§ Stored entries:
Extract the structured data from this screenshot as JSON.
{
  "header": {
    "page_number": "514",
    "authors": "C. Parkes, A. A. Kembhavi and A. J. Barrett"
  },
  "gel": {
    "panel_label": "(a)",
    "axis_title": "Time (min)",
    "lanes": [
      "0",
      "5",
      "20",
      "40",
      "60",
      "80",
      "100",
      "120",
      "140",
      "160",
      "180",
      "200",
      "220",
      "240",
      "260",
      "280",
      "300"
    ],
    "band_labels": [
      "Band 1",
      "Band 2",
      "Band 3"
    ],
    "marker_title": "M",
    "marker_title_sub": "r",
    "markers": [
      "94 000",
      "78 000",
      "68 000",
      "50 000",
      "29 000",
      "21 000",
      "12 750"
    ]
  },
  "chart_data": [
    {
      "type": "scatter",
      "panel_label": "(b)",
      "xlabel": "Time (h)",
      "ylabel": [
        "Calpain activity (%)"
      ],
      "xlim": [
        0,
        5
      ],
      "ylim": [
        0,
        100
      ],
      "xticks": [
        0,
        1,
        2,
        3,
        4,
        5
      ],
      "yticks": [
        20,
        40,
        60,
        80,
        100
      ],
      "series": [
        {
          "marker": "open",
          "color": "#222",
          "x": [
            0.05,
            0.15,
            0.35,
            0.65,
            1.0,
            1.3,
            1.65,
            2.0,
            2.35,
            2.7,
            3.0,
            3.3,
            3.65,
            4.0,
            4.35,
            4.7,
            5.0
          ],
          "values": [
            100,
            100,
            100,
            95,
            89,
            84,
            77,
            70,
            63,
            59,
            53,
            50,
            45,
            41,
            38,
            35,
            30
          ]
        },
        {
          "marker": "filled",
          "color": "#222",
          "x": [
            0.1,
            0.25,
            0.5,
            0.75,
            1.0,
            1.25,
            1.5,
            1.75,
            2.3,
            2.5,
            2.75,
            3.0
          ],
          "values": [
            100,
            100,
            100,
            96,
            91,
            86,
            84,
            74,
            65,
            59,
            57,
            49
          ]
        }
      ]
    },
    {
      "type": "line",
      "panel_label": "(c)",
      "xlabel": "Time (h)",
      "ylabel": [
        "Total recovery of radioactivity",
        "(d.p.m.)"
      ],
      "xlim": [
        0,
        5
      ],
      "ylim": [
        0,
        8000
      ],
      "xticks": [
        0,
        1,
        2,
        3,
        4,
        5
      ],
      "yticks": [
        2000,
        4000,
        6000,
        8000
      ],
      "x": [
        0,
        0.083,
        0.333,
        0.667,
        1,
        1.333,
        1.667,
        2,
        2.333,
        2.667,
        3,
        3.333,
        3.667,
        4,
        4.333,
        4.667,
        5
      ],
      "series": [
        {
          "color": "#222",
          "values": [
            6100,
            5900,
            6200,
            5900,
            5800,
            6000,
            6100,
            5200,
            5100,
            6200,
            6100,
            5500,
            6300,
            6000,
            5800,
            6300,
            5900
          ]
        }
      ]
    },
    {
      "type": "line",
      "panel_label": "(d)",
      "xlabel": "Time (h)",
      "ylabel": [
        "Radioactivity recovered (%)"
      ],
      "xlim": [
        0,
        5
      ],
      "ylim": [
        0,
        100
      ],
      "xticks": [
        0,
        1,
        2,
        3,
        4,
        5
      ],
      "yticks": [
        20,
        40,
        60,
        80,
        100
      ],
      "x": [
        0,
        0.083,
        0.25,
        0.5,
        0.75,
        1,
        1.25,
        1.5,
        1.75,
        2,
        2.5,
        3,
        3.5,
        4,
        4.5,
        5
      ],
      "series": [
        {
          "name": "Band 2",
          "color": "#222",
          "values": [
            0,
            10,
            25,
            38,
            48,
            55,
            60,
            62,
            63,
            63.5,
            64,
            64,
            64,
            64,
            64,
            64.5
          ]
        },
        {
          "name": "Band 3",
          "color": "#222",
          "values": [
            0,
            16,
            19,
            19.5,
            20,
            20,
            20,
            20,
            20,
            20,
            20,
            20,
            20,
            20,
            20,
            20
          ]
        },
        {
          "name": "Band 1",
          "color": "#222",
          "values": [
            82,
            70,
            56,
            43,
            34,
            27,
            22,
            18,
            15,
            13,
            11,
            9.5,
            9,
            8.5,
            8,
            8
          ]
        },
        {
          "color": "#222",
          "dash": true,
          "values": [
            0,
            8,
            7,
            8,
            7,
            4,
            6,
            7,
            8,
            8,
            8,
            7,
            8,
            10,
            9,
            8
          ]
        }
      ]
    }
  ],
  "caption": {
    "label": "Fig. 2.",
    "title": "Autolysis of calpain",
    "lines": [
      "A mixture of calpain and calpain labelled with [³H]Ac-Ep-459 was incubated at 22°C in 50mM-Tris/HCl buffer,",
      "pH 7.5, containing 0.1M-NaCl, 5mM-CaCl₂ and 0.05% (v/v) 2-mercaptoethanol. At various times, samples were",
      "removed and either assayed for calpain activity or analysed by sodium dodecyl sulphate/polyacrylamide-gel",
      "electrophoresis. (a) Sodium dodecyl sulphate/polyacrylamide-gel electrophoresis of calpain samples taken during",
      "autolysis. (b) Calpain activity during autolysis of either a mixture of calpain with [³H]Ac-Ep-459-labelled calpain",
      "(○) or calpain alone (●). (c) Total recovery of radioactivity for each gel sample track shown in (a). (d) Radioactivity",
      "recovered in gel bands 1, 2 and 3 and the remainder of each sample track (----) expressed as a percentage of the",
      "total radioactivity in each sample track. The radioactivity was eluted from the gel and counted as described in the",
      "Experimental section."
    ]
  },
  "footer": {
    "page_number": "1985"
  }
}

§ What needs to be done:
Going through the records, work out how many lines contain the word "track". Please answer with the number only.

§ Your solution:
3